**TO DO:** Using the entries below, restate word for word only the lines from the one with "Read out every word on this page." to the final line, leaving the pictures out.

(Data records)
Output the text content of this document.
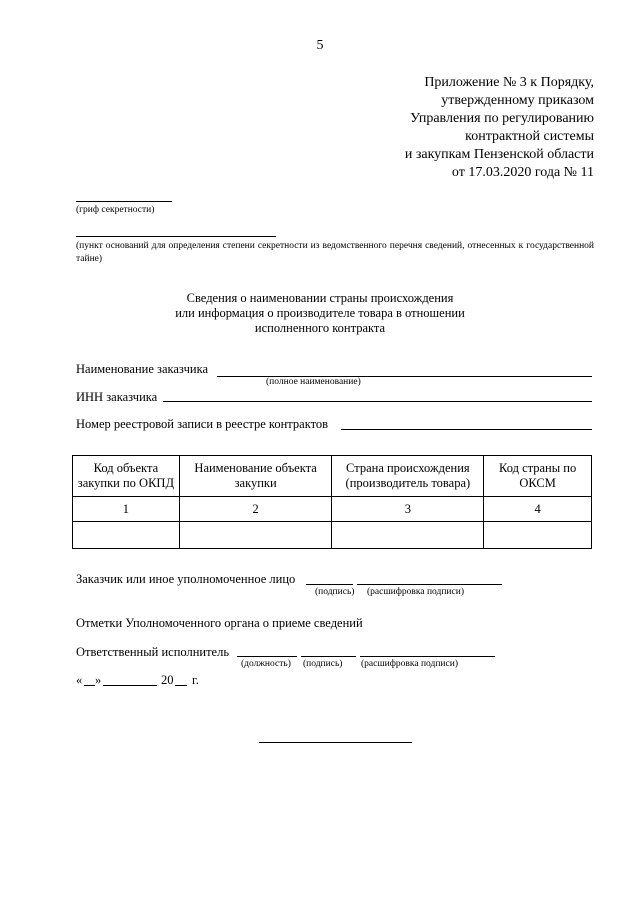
5
Приложение № 3 к Порядку,
утвержденному приказом
Управления по регулированию
контрактной системы
и закупкам Пензенской области
от 17.03.2020 года № 11
(гриф секретности)
(пункт оснований для определения степени секретности из ведомственного перечня сведений, отнесенных к государственной тайне)
Сведения о наименовании страны происхождения
или информация о производителе товара в отношении
исполненного контракта
Наименование заказчика
(полное наименование)
ИНН заказчика
Номер реестровой записи в реестре контрактов
Код объекта закупки по ОКПД	Наименование объекта закупки	Страна происхождения (производитель товара)	Код страны по ОКСМ
1	2	3	4

Заказчик или иное уполномоченное лицо
(подпись) (расшифровка подписи)
Отметки Уполномоченного органа о приеме сведений
Ответственный исполнитель
(должность) (подпись) (расшифровка подписи)
« »	20 г.
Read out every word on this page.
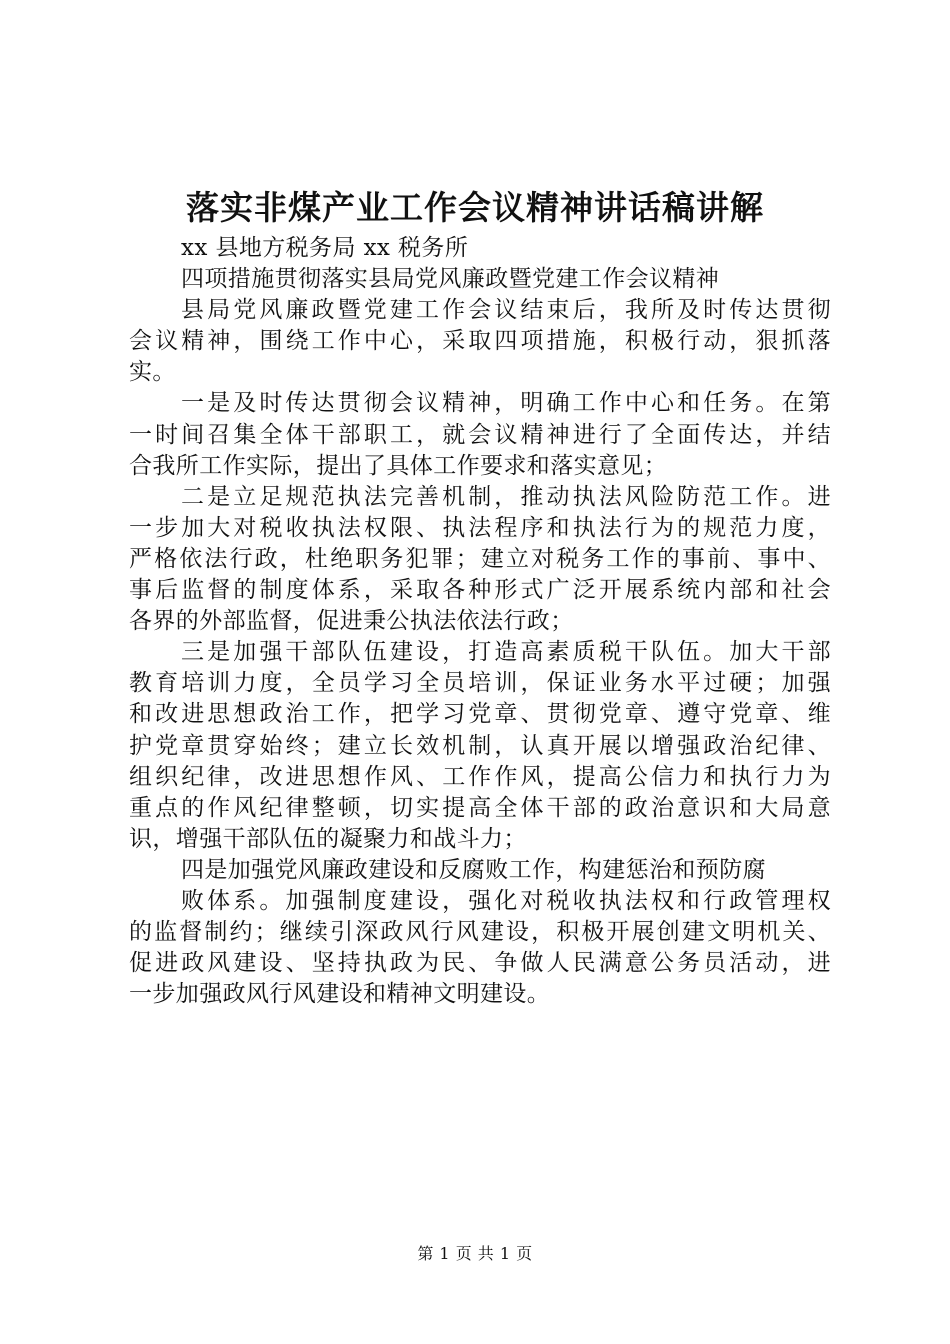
落实非煤产业工作会议精神讲话稿讲解
xx 县地方税务局 xx 税务所
四项措施贯彻落实县局党风廉政暨党建工作会议精神
县局党风廉政暨党建工作会议结束后，我所及时传达贯彻
会议精神，围绕工作中心，采取四项措施，积极行动，狠抓落
实。
一是及时传达贯彻会议精神，明确工作中心和任务。在第
一时间召集全体干部职工，就会议精神进行了全面传达，并结
合我所工作实际，提出了具体工作要求和落实意见；
二是立足规范执法完善机制，推动执法风险防范工作。进
一步加大对税收执法权限、执法程序和执法行为的规范力度，
严格依法行政，杜绝职务犯罪；建立对税务工作的事前、事中、
事后监督的制度体系，采取各种形式广泛开展系统内部和社会
各界的外部监督，促进秉公执法依法行政；
三是加强干部队伍建设，打造高素质税干队伍。加大干部
教育培训力度，全员学习全员培训，保证业务水平过硬；加强
和改进思想政治工作，把学习党章、贯彻党章、遵守党章、维
护党章贯穿始终；建立长效机制，认真开展以增强政治纪律、
组织纪律，改进思想作风、工作作风，提高公信力和执行力为
重点的作风纪律整顿，切实提高全体干部的政治意识和大局意
识，增强干部队伍的凝聚力和战斗力；
四是加强党风廉政建设和反腐败工作，构建惩治和预防腐
败体系。加强制度建设，强化对税收执法权和行政管理权
的监督制约；继续引深政风行风建设，积极开展创建文明机关、
促进政风建设、坚持执政为民、争做人民满意公务员活动，进
一步加强政风行风建设和精神文明建设。
第 1 页 共 1 页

**EXERCISE OUTPUT:**
Read out every word on this page.
落实非煤产业工作会议精神讲话稿讲解
xx 县地方税务局 xx 税务所
四项措施贯彻落实县局党风廉政暨党建工作会议精神
县局党风廉政暨党建工作会议结束后，我所及时传达贯彻
会议精神，围绕工作中心，采取四项措施，积极行动，狠抓落
实。
一是及时传达贯彻会议精神，明确工作中心和任务。在第
一时间召集全体干部职工，就会议精神进行了全面传达，并结
合我所工作实际，提出了具体工作要求和落实意见；
二是立足规范执法完善机制，推动执法风险防范工作。进
一步加大对税收执法权限、执法程序和执法行为的规范力度，
严格依法行政，杜绝职务犯罪；建立对税务工作的事前、事中、
事后监督的制度体系，采取各种形式广泛开展系统内部和社会
各界的外部监督，促进秉公执法依法行政；
三是加强干部队伍建设，打造高素质税干队伍。加大干部
教育培训力度，全员学习全员培训，保证业务水平过硬；加强
和改进思想政治工作，把学习党章、贯彻党章、遵守党章、维
护党章贯穿始终；建立长效机制，认真开展以增强政治纪律、
组织纪律，改进思想作风、工作作风，提高公信力和执行力为
重点的作风纪律整顿，切实提高全体干部的政治意识和大局意
识，增强干部队伍的凝聚力和战斗力；
四是加强党风廉政建设和反腐败工作，构建惩治和预防腐
败体系。加强制度建设，强化对税收执法权和行政管理权
的监督制约；继续引深政风行风建设，积极开展创建文明机关、
促进政风建设、坚持执政为民、争做人民满意公务员活动，进
一步加强政风行风建设和精神文明建设。
第 1 页 共 1 页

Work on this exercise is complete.